■ **提示文**:
☆ ☆ ☆ ☆ ☆ ☆ ☆

私が中学生の時、よく傘が盗まれる事があった。
毎日のように誰かの傘が盗まれた。
私も盗まれた。
何度も盗まれるのでコンビニの安い傘しか買えず、買い直しても最終的に5回も盗まれた。
父親に怒らたが、怒られたからといって盗まれなくなる訳でもなく…最終的には教室に置くという措置が置かれた。

そんな話を高2の時に当時友達だった旦那に話した。
私としては笑い話になるかと思ったのだが、彼は寂しそうな顔をしていた。
12月のある寒い日、バイトが終わり帰ろうとすると彼がいた。
時々待っていてくれて、おしゃべりをしながら帰っていたのだが、その日は雰囲気が違った。
『今日雨降っているから、相合い傘をしにきた!雨の新しい思い出作りに来た!一緒に傘に入りませんか!』
私も傘を持っていたが、彼の傘にお世話になった。
しかし、次の日彼に連絡をすると学校を休んだとの事。しつこく問いただすと、私を濡らさないように私寄りに傘を傾け、彼自身は半分濡れていたらしい。
それに気付けなかった自分が恥ずかしくなった。
いつも彼が気付かないように気にかけていることを知っていたのに、また彼の優しさを見落としていた。
彼が回復して、私が買い物をしたいという理由で他学校の彼が学校に迎えに来た。
初めにどうしても言わなきゃいけなかった言葉を言った。
「ねえ!ちゃんと傘に入らないなら相合い傘しないからね!風邪ひいたら駄目だから!私が嫌だから!」
と初めて彼に強く意見を言った。
それまでまともに自分の意見が言えなかったが、これだけは譲れないと力を込めて初めて意見した。
しょんぼりする彼を引っ張り、何度も脳内で練習した言葉を口にした。
「ねえ、もう相合い傘しないの?ほら、大きい傘買いに行くよ!」

☆ ☆ ☆ ☆ ☆ ☆ ☆

■ **資料一覧**:
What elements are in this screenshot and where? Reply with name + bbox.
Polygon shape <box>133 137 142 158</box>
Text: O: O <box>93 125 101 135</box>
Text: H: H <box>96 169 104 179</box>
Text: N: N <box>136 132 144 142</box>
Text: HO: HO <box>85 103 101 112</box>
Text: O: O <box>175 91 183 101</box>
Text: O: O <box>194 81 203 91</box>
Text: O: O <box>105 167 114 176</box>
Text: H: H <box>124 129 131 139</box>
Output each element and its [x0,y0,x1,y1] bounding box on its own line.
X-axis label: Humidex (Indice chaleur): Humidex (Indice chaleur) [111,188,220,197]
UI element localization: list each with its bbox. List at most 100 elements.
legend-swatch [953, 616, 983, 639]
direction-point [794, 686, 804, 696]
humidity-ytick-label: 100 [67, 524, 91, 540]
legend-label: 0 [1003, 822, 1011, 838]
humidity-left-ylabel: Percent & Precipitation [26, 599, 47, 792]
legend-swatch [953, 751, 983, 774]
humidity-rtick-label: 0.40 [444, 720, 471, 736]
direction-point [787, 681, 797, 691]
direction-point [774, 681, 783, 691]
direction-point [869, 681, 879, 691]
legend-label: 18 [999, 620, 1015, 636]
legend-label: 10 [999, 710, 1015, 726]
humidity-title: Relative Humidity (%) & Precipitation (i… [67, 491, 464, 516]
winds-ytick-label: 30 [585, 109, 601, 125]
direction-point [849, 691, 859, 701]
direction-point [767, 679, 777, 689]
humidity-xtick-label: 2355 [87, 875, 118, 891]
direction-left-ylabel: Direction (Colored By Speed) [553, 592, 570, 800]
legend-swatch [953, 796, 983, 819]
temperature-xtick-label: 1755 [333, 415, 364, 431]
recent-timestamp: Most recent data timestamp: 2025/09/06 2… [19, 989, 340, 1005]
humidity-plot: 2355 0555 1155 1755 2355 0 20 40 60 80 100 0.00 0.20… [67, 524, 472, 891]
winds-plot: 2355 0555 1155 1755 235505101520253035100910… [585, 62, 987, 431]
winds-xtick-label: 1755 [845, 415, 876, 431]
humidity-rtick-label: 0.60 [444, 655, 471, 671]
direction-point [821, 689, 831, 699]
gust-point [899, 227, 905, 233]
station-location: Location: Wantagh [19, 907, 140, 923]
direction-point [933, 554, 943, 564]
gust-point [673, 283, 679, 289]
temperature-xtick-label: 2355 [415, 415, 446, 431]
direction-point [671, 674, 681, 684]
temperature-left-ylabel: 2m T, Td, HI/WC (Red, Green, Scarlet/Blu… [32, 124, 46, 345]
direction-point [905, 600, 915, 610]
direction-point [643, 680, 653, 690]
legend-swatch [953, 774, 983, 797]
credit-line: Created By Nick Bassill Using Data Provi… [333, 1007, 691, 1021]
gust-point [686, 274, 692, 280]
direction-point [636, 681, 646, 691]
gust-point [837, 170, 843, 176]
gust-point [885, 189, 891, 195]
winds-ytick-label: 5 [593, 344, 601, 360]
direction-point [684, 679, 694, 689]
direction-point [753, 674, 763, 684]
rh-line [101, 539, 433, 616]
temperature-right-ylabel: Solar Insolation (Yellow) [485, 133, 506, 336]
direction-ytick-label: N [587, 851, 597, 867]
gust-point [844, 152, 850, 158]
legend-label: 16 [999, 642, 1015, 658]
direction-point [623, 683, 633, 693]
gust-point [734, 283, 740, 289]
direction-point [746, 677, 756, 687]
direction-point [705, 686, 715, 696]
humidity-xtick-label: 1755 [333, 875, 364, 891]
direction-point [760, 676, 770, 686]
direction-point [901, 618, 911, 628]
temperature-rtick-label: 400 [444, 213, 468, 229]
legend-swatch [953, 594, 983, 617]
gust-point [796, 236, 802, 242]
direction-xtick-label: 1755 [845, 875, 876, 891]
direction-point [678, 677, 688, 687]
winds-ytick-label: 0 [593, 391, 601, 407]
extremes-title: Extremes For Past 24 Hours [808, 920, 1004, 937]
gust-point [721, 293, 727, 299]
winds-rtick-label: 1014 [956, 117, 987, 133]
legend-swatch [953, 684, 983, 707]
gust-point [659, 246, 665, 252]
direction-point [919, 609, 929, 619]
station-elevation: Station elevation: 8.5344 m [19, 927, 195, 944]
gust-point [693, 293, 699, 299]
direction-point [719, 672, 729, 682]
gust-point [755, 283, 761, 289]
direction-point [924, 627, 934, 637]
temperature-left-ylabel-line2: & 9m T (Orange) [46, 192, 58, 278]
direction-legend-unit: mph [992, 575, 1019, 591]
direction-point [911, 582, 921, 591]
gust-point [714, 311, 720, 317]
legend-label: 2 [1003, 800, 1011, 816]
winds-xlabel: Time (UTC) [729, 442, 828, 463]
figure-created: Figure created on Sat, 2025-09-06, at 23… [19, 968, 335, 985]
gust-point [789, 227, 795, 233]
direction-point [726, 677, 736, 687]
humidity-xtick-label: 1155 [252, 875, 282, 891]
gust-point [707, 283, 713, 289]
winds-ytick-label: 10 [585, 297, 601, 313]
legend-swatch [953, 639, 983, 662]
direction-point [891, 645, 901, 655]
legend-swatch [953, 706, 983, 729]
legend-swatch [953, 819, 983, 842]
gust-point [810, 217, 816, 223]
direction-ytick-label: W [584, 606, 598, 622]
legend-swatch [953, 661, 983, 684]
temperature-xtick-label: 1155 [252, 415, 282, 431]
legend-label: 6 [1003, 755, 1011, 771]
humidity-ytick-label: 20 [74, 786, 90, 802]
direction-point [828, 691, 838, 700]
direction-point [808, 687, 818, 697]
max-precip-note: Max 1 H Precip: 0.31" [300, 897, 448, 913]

☆ ☆ ☆ ☆ ☆ ☆ ☆

■ **短い演習 1**: 提示文のうち、「時々待っていてくれて、おしゃ」から「彼の優しさを見落としていた。」までの部分を、一字も変えずに書き写しなさい。
■ **短い演習 2**: 提示文によると、中学生の時、筆者の傘は最終的に何回盗まれたか。
資料は提示文の内容とは関係がない。

■ **問題の解答 1**:
時々待っていてくれて、おしゃべりをしながら帰っていたのだが、その日は雰囲気が違った。
『今日雨降っているから、相合い傘をしにきた!雨の新しい思い出作りに来た!一緒に傘に入りませんか!』
私も傘を持っていたが、彼の傘にお世話になった。
しかし、次の日彼に連絡をすると学校を休んだとの事。しつこく問いただすと、私を濡らさないように私寄りに傘を傾け、彼自身は半分濡れていたらしい。
それに気付けなかった自分が恥ずかしくなった。
いつも彼が気付かないように気にかけていることを知っていたのに、また彼の優しさを見落としていた。

■ **問題の解答 2**: 5回盗まれた。